Write out the entire listing below exactly as it appears, minus any pictures.
# PROVIDED DATA start
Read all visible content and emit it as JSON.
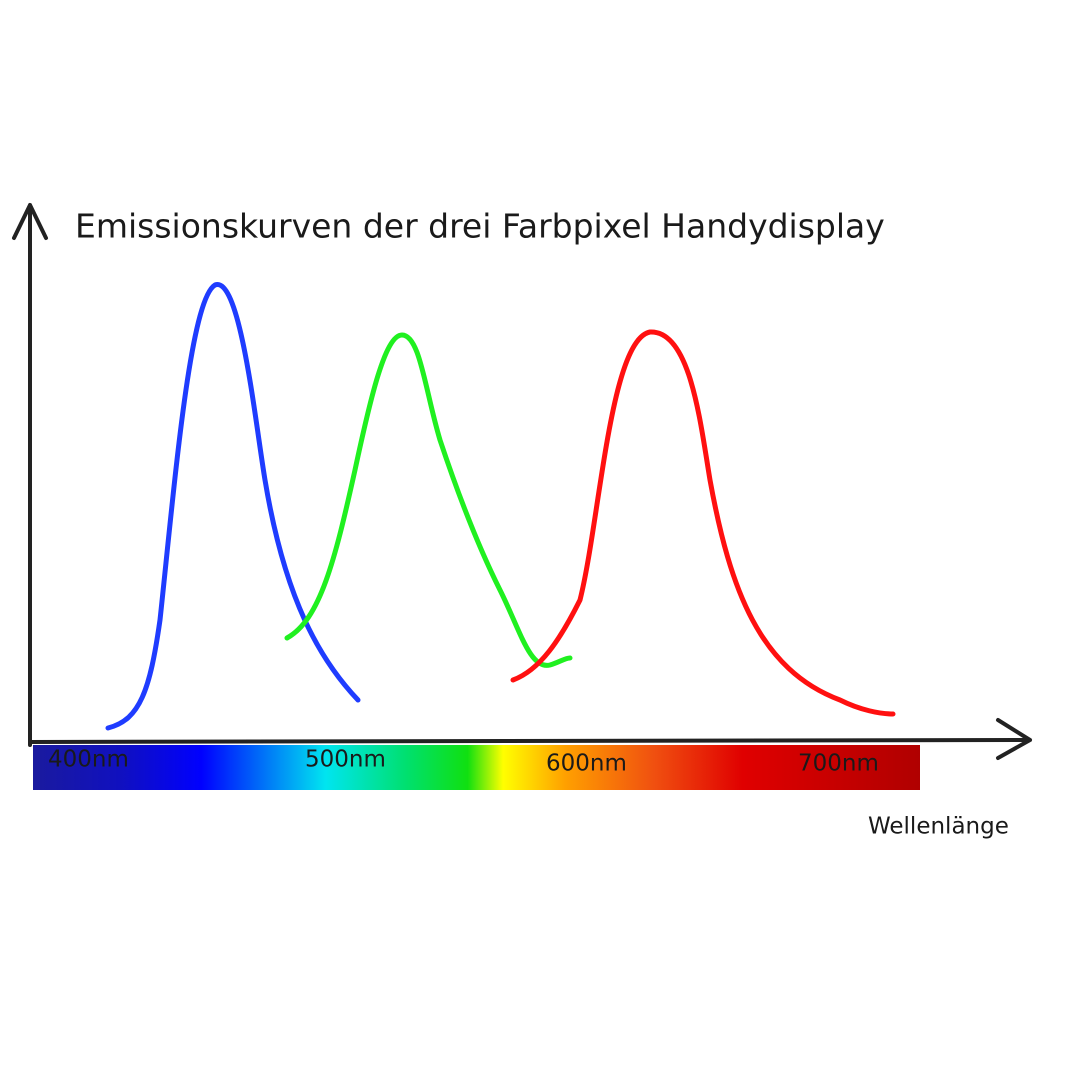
{
  "title": "Emissionskurven der drei Farbpixel Handydisplay",
  "x_axis": {
    "label": "Wellenlänge",
    "ticks": [
      "400nm",
      "500nm",
      "600nm",
      "700nm"
    ]
  }
}
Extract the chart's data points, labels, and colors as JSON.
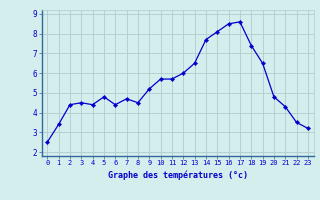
{
  "hours": [
    0,
    1,
    2,
    3,
    4,
    5,
    6,
    7,
    8,
    9,
    10,
    11,
    12,
    13,
    14,
    15,
    16,
    17,
    18,
    19,
    20,
    21,
    22,
    23
  ],
  "temps": [
    2.5,
    3.4,
    4.4,
    4.5,
    4.4,
    4.8,
    4.4,
    4.7,
    4.5,
    5.2,
    5.7,
    5.7,
    6.0,
    6.5,
    7.7,
    8.1,
    8.5,
    8.6,
    7.4,
    6.5,
    4.8,
    4.3,
    3.5,
    3.2
  ],
  "line_color": "#0000cc",
  "bg_color": "#d4eeed",
  "grid_color": "#b0cccc",
  "xlabel": "Graphe des températures (°c)",
  "xlabel_color": "#0000cc",
  "tick_color": "#0000cc",
  "ylim": [
    1.8,
    9.2
  ],
  "yticks": [
    2,
    3,
    4,
    5,
    6,
    7,
    8,
    9
  ],
  "spine_color": "#336699",
  "bottom_bar_color": "#3355aa"
}
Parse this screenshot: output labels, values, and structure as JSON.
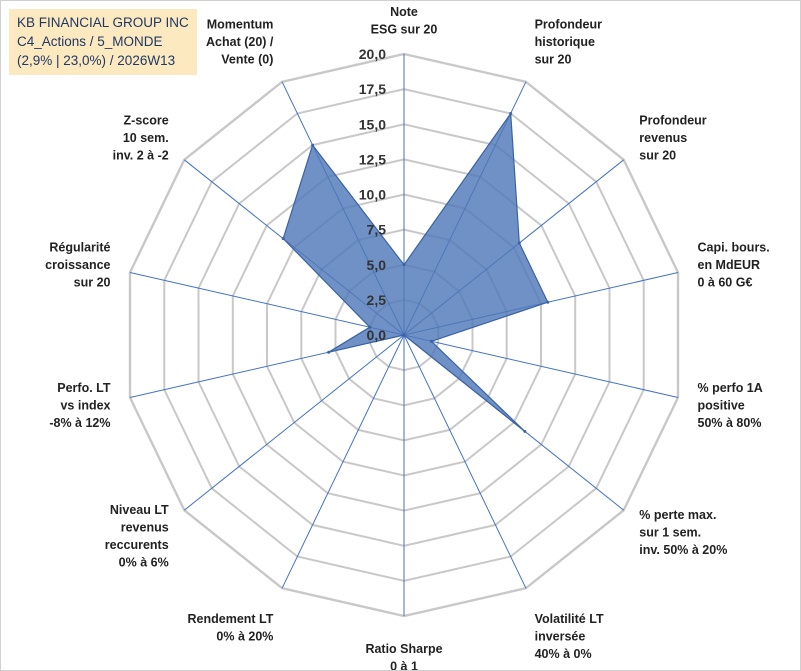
{
  "title_lines": [
    "KB FINANCIAL GROUP INC",
    "C4_Actions / 5_MONDE",
    "(2,9% | 23,0%) / 2026W13"
  ],
  "colors": {
    "title_bg": "#fde9c0",
    "title_text": "#1f3864",
    "grid": "#c8c8c8",
    "spokes": "#4472c4",
    "fill": "#4f79b8",
    "outline": "#3a62a8"
  },
  "chart_data": {
    "type": "radar",
    "series": [
      {
        "name": "KB FINANCIAL GROUP INC",
        "values": [
          5.0,
          17.5,
          10.5,
          10.5,
          2.0,
          11.0,
          0.0,
          0.0,
          0.0,
          0.0,
          5.5,
          2.5,
          11.0,
          15.0
        ]
      }
    ],
    "categories": [
      [
        "Note",
        "ESG sur 20"
      ],
      [
        "Profondeur",
        "historique",
        "sur 20"
      ],
      [
        "Profondeur",
        "revenus",
        "sur 20"
      ],
      [
        "Capi. bours.",
        "en MdEUR",
        "0 à 60 G€"
      ],
      [
        "% perfo 1A",
        "positive",
        "50% à 80%"
      ],
      [
        "% perte max.",
        "sur 1 sem.",
        "inv. 50% à 20%"
      ],
      [
        "Volatilité LT",
        "inversée",
        "40% à 0%"
      ],
      [
        "Ratio Sharpe",
        "0 à 1"
      ],
      [
        "Rendement LT",
        "0% à 20%"
      ],
      [
        "Niveau LT",
        "revenus",
        "reccurents",
        "0% à 6%"
      ],
      [
        "Perfo. LT",
        "vs index",
        "-8% à 12%"
      ],
      [
        "Régularité",
        "croissance",
        "sur 20"
      ],
      [
        "Z-score",
        "10 sem.",
        "inv. 2 à -2"
      ],
      [
        "Momentum",
        "Achat (20) /",
        "Vente (0)"
      ]
    ],
    "ticks": [
      "0,0",
      "2,5",
      "5,0",
      "7,5",
      "10,0",
      "12,5",
      "15,0",
      "17,5",
      "20,0"
    ],
    "tick_values": [
      0,
      2.5,
      5,
      7.5,
      10,
      12.5,
      15,
      17.5,
      20
    ],
    "range": [
      0,
      20
    ],
    "grid": true
  }
}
# PROVIDED DATA end
### IN RESPONSE
Read all visible content and emit it as JSON.
{
  "title": "Emissionskurven der drei Farbpixel Handydisplay",
  "x_axis": {
    "label": "Wellenlänge",
    "ticks": [
      "400nm",
      "500nm",
      "600nm",
      "700nm"
    ]
  }
}
Extract the chart's data points, labels, and colors as JSON.
{
  "hours": [
    0,
    1,
    2,
    3,
    4,
    5,
    6,
    7,
    8,
    9,
    10,
    11,
    12,
    13,
    14,
    15,
    16,
    17,
    18,
    19,
    20,
    21,
    22,
    23
  ],
  "temps": [
    2.5,
    3.4,
    4.4,
    4.5,
    4.4,
    4.8,
    4.4,
    4.7,
    4.5,
    5.2,
    5.7,
    5.7,
    6.0,
    6.5,
    7.7,
    8.1,
    8.5,
    8.6,
    7.4,
    6.5,
    4.8,
    4.3,
    3.5,
    3.2
  ],
  "line_color": "#0000cc",
  "bg_color": "#d4eeed",
  "grid_color": "#b0cccc",
  "xlabel": "Graphe des températures (°c)",
  "xlabel_color": "#0000cc",
  "tick_color": "#0000cc",
  "ylim": [
    1.8,
    9.2
  ],
  "yticks": [
    2,
    3,
    4,
    5,
    6,
    7,
    8,
    9
  ],
  "spine_color": "#336699",
  "bottom_bar_color": "#3355aa"
}
Parse this screenshot: output labels, values, and structure as JSON.
{
  "title_lines": [
    "KB FINANCIAL GROUP INC",
    "C4_Actions / 5_MONDE",
    "(2,9% | 23,0%) / 2026W13"
  ],
  "colors": {
    "title_bg": "#fde9c0",
    "title_text": "#1f3864",
    "grid": "#c8c8c8",
    "spokes": "#4472c4",
    "fill": "#4f79b8",
    "outline": "#3a62a8"
  },
  "chart_data": {
    "type": "radar",
    "series": [
      {
        "name": "KB FINANCIAL GROUP INC",
        "values": [
          5.0,
          17.5,
          10.5,
          10.5,
          2.0,
          11.0,
          0.0,
          0.0,
          0.0,
          0.0,
          5.5,
          2.5,
          11.0,
          15.0
        ]
      }
    ],
    "categories": [
      [
        "Note",
        "ESG sur 20"
      ],
      [
        "Profondeur",
        "historique",
        "sur 20"
      ],
      [
        "Profondeur",
        "revenus",
        "sur 20"
      ],
      [
        "Capi. bours.",
        "en MdEUR",
        "0 à 60 G€"
      ],
      [
        "% perfo 1A",
        "positive",
        "50% à 80%"
      ],
      [
        "% perte max.",
        "sur 1 sem.",
        "inv. 50% à 20%"
      ],
      [
        "Volatilité LT",
        "inversée",
        "40% à 0%"
      ],
      [
        "Ratio Sharpe",
        "0 à 1"
      ],
      [
        "Rendement LT",
        "0% à 20%"
      ],
      [
        "Niveau LT",
        "revenus",
        "reccurents",
        "0% à 6%"
      ],
      [
        "Perfo. LT",
        "vs index",
        "-8% à 12%"
      ],
      [
        "Régularité",
        "croissance",
        "sur 20"
      ],
      [
        "Z-score",
        "10 sem.",
        "inv. 2 à -2"
      ],
      [
        "Momentum",
        "Achat (20) /",
        "Vente (0)"
      ]
    ],
    "ticks": [
      "0,0",
      "2,5",
      "5,0",
      "7,5",
      "10,0",
      "12,5",
      "15,0",
      "17,5",
      "20,0"
    ],
    "tick_values": [
      0,
      2.5,
      5,
      7.5,
      10,
      12.5,
      15,
      17.5,
      20
    ],
    "range": [
      0,
      20
    ],
    "grid": true
  }
}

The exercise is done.